- WHAT IS EXPECTED -
Tally the lines that contain the string "Conventional" and state that total without comment.

>> start RECORDS FOR THE EXERCISE

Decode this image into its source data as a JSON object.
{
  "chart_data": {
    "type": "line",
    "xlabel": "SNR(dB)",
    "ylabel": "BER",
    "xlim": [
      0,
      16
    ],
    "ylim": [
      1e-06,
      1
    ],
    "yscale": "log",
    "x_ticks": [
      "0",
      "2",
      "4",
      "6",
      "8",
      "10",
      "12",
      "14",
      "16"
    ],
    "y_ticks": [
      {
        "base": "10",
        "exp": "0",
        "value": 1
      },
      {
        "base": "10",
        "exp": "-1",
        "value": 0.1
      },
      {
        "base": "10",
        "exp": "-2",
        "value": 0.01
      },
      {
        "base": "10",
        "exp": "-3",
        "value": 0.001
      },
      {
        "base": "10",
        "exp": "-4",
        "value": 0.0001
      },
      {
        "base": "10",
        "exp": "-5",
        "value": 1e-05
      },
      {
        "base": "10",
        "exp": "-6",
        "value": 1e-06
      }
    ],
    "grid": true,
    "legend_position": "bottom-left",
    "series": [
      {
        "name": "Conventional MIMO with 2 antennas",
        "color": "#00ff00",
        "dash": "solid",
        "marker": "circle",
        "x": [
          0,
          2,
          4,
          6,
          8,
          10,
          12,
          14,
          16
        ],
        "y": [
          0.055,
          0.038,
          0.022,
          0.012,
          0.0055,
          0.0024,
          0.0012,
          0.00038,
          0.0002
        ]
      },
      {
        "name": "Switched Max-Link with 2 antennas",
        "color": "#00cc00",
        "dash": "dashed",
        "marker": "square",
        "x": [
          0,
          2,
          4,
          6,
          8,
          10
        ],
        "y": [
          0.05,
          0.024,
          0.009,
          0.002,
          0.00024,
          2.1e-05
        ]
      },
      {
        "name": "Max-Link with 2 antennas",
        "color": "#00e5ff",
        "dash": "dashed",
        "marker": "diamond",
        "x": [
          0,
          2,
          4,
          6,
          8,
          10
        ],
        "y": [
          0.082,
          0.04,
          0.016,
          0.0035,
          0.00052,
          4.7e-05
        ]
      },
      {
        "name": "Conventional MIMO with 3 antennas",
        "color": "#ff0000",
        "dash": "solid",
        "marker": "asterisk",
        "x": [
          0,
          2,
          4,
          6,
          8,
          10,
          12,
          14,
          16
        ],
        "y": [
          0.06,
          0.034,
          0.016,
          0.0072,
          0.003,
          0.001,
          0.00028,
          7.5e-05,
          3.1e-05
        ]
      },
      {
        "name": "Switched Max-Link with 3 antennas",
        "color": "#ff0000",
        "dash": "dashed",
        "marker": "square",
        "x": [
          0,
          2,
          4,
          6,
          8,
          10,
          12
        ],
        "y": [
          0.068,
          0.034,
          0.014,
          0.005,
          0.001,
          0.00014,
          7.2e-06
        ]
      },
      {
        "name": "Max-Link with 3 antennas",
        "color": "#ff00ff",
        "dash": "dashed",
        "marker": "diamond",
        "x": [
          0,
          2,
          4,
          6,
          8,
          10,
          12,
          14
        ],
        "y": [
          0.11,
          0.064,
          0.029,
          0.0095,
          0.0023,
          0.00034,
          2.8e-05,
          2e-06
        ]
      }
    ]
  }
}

>> end RECORDS FOR THE EXERCISE

- OUTPUT FOR THIS TASK -
2